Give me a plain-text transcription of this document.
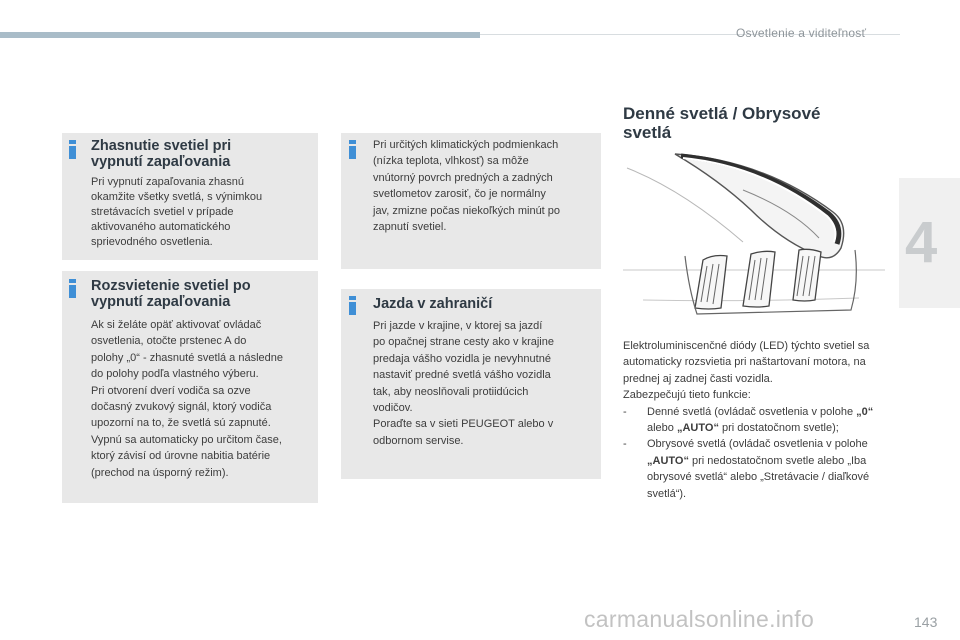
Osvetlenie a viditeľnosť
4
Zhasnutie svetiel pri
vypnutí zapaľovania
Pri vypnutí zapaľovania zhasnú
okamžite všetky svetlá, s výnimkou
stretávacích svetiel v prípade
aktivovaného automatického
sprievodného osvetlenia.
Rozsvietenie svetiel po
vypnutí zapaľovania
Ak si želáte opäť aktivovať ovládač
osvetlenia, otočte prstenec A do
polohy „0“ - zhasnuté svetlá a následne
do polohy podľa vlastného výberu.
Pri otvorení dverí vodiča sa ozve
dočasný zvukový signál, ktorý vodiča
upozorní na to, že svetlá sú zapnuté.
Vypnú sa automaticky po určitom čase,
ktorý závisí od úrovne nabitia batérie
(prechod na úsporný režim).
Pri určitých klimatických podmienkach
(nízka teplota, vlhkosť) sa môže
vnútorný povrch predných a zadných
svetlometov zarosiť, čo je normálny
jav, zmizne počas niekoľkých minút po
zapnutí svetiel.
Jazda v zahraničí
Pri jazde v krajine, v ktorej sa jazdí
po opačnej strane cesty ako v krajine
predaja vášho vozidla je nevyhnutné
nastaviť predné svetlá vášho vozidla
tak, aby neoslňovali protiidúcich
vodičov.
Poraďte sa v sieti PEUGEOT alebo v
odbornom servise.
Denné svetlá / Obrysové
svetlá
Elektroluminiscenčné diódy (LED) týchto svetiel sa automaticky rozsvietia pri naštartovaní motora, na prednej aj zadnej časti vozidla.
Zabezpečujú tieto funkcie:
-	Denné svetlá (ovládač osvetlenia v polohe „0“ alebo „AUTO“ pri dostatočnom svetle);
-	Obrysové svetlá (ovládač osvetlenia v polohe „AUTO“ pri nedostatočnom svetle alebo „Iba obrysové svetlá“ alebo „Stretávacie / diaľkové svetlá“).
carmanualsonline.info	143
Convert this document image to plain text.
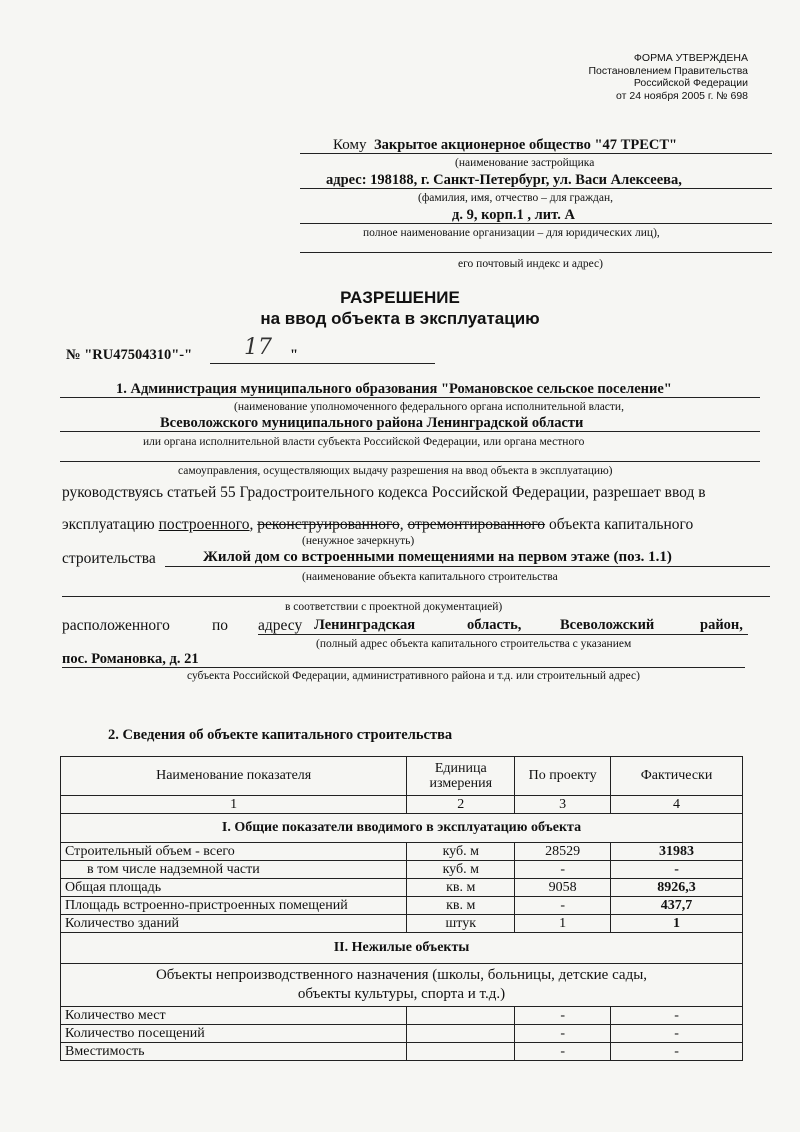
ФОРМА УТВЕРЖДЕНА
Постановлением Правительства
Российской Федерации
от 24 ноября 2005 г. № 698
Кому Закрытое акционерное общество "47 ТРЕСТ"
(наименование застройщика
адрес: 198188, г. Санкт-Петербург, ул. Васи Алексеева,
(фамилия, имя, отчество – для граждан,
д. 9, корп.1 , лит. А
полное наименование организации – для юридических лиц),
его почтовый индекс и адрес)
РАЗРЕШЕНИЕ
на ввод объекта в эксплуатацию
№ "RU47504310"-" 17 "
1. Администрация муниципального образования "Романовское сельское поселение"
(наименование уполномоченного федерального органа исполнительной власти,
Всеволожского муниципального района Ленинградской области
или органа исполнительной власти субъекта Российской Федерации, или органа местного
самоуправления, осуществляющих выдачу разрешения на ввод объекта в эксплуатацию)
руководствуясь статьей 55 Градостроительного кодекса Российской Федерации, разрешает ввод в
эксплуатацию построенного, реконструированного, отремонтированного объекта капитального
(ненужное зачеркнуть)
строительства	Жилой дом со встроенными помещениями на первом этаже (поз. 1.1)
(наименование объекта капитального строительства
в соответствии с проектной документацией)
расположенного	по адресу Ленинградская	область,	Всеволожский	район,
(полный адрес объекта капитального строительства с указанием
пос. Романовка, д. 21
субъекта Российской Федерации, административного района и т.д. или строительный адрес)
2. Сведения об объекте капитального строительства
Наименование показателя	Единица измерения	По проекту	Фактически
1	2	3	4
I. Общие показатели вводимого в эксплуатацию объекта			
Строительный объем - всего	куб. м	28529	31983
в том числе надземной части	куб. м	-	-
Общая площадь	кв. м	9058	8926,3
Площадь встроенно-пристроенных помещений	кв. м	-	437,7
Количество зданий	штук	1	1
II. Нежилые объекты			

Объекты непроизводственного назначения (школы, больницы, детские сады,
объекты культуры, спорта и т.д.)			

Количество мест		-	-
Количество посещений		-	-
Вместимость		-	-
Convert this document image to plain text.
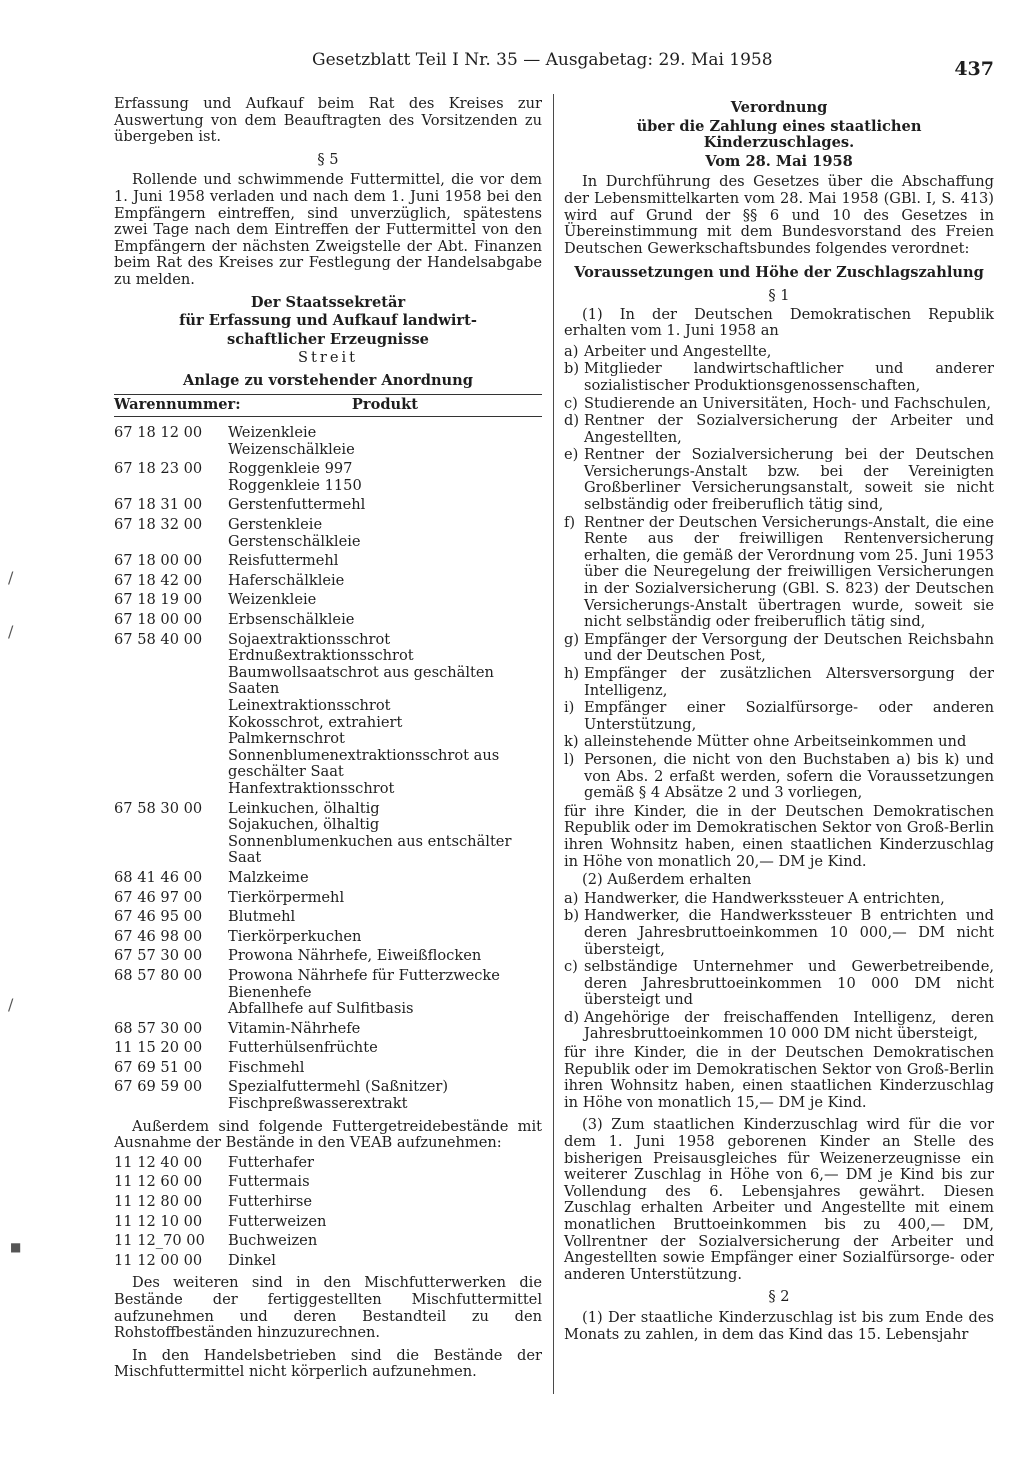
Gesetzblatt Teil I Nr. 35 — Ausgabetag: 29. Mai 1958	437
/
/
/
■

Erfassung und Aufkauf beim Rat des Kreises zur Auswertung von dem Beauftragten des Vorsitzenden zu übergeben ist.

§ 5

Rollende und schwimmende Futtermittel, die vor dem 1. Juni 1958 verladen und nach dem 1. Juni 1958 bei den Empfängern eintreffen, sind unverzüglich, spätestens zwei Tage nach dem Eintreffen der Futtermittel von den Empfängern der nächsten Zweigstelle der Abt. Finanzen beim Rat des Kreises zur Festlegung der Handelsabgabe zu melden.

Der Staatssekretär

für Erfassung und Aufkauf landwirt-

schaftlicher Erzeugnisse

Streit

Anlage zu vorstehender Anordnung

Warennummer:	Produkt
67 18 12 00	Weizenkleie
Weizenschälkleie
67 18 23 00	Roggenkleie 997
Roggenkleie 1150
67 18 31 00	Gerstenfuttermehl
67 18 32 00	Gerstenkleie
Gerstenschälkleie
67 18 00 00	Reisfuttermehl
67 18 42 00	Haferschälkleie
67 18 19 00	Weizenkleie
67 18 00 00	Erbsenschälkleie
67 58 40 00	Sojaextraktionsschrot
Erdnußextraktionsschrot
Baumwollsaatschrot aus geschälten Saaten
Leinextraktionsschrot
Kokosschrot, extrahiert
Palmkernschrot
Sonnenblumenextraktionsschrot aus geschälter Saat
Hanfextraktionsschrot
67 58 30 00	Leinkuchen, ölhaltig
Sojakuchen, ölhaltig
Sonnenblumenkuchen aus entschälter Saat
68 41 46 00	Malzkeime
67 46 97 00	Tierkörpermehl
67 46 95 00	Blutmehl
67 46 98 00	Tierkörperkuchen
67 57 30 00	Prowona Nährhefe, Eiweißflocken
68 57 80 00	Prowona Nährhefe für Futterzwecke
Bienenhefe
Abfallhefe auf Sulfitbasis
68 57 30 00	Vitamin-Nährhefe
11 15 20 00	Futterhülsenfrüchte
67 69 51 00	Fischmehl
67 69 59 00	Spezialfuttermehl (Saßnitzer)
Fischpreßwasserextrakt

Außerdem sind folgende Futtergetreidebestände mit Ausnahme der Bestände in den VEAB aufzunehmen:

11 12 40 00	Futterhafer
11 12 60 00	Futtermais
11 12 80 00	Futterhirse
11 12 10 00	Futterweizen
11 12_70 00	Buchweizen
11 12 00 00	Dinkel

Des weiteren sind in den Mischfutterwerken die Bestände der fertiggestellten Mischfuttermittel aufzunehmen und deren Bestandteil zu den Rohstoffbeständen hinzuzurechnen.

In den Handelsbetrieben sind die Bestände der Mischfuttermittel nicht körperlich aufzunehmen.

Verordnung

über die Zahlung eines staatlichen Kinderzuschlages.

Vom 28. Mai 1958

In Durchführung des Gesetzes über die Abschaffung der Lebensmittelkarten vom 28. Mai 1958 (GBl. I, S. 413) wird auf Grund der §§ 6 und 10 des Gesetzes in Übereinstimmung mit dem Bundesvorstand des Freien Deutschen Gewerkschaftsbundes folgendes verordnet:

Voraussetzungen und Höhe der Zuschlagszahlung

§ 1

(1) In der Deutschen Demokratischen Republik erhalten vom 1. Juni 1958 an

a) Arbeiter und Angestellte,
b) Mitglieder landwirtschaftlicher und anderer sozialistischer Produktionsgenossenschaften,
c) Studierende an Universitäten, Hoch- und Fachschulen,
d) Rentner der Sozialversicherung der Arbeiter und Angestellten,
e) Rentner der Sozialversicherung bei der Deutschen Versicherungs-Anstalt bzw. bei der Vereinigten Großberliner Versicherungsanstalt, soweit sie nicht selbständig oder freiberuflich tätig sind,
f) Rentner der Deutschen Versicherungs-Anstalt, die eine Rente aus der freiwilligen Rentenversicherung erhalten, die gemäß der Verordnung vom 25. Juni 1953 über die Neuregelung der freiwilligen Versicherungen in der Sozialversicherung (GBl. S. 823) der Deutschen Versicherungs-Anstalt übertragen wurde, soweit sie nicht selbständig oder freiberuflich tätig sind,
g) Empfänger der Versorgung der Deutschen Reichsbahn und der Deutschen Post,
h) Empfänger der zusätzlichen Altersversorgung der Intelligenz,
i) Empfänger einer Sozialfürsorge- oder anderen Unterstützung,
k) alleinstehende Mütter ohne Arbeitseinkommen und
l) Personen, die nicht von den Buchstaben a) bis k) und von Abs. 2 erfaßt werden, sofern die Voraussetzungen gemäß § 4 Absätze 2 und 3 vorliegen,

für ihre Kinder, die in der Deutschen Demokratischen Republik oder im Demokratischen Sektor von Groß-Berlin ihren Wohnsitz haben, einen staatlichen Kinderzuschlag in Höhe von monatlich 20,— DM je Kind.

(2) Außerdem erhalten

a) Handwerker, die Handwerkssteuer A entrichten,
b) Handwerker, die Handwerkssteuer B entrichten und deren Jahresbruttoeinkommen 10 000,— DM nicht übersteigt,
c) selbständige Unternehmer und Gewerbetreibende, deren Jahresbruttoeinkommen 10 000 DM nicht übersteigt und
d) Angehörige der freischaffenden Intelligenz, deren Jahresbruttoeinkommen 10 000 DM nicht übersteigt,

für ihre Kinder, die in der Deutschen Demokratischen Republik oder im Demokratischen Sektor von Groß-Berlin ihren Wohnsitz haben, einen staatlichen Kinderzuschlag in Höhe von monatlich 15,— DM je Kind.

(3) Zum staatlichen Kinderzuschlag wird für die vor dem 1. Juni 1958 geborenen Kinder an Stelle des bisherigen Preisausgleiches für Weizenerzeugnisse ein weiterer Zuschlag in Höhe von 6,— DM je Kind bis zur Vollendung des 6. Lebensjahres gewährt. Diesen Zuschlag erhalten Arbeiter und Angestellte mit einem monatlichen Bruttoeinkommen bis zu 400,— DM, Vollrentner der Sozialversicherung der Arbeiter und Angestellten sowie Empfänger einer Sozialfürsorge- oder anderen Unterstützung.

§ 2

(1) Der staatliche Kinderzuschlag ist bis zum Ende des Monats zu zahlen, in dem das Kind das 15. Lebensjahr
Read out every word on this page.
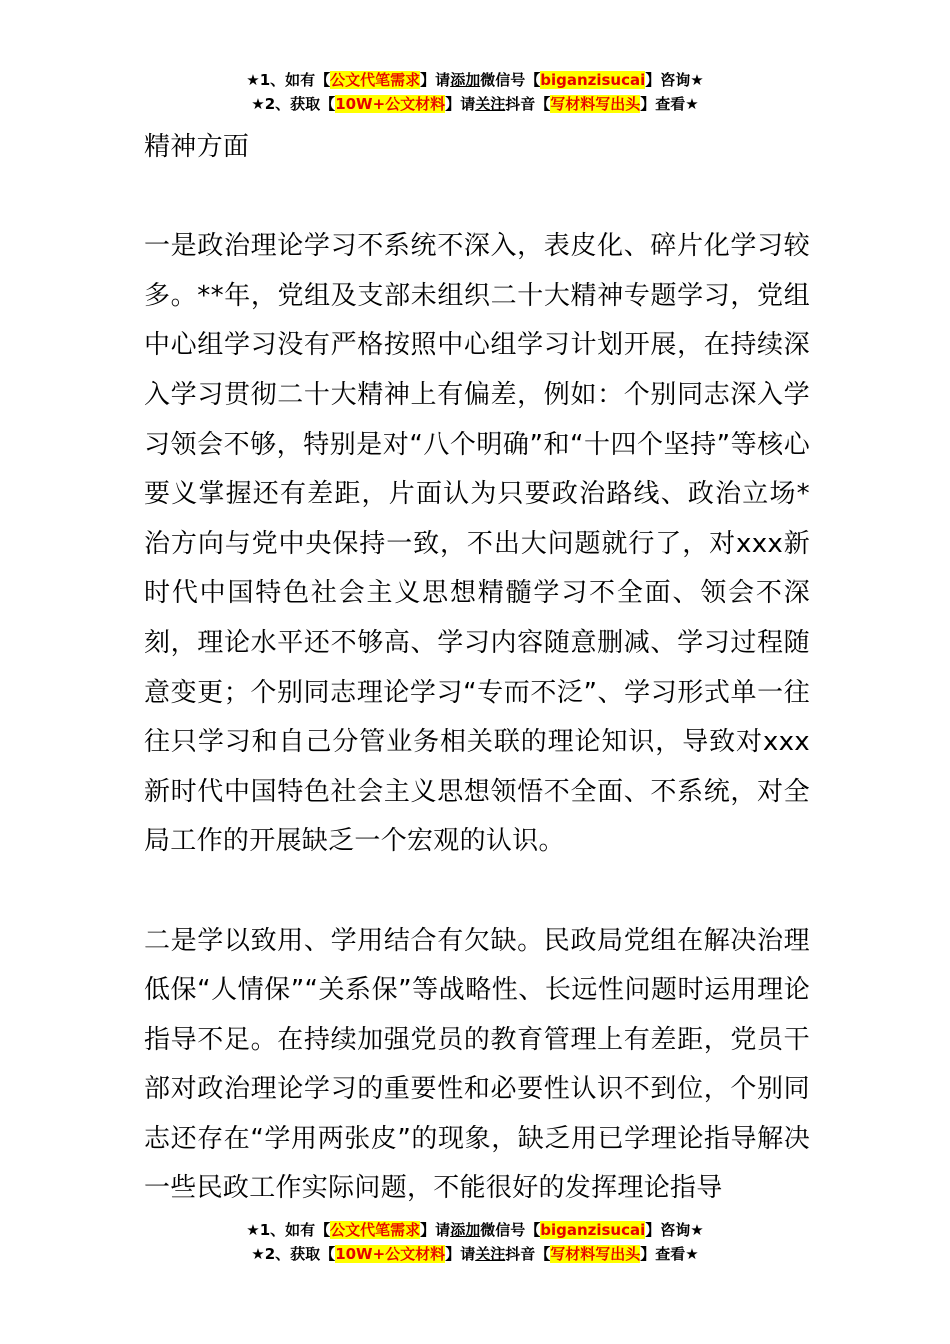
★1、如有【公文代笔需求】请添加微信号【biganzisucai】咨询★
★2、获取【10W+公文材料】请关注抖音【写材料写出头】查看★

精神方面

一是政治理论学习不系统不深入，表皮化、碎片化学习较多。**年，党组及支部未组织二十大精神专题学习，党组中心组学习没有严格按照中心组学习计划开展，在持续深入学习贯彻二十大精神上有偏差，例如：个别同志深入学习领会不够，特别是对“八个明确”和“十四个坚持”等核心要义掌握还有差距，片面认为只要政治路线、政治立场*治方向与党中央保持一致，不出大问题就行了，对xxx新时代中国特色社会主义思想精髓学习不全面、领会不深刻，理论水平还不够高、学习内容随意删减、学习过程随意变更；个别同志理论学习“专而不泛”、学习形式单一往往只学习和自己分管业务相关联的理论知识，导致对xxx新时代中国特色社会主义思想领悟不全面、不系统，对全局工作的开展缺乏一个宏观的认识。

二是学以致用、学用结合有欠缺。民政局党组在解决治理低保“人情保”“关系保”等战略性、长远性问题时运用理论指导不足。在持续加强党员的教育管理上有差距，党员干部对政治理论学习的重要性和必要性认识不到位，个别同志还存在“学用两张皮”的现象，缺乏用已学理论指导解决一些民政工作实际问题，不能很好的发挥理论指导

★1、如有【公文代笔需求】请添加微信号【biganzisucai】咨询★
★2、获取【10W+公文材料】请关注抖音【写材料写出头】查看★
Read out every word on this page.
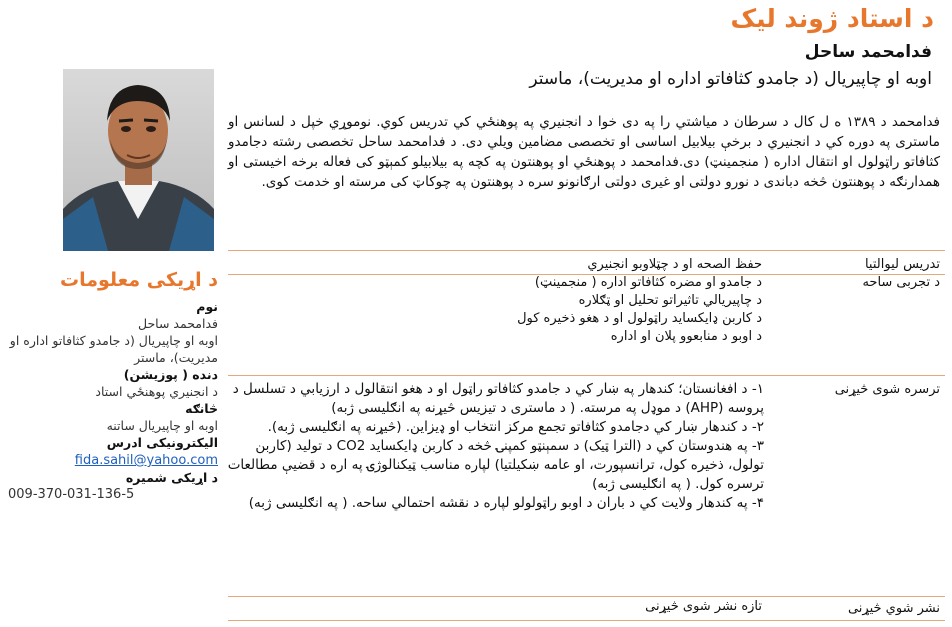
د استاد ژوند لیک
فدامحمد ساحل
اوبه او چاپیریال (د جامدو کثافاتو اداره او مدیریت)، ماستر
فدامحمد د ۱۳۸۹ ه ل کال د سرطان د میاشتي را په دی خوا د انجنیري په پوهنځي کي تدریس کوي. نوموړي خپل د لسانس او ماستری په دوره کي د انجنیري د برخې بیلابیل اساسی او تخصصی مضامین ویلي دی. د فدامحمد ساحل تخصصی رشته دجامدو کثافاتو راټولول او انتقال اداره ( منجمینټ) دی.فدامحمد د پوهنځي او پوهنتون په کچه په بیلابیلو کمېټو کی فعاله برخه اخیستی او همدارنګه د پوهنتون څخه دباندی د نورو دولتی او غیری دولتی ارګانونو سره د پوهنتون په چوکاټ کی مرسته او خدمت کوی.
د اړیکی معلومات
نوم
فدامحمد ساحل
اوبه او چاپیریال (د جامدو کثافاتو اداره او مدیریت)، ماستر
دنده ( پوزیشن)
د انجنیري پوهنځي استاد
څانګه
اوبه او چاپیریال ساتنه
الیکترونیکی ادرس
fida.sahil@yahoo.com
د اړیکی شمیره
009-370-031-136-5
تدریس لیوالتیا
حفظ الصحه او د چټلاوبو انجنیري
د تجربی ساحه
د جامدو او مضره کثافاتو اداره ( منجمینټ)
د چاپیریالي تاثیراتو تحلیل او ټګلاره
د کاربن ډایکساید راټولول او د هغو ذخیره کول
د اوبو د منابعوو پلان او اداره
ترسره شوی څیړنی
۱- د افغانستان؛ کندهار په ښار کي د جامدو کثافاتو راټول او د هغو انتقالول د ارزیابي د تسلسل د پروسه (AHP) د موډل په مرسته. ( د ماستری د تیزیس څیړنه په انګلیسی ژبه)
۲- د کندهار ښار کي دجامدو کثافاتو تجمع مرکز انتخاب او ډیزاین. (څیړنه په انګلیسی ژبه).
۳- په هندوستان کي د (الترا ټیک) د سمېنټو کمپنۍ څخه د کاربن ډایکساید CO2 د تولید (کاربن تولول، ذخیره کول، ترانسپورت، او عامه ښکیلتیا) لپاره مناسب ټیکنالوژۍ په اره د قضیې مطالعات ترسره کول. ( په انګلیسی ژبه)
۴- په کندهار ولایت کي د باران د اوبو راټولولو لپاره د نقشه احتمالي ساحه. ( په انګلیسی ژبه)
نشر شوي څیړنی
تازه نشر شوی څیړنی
··········
WORK INSTRUCTIONS → In the records above, how many lines contain the string "اداره"? State that number only.

COMPLETE OUTPUT → 5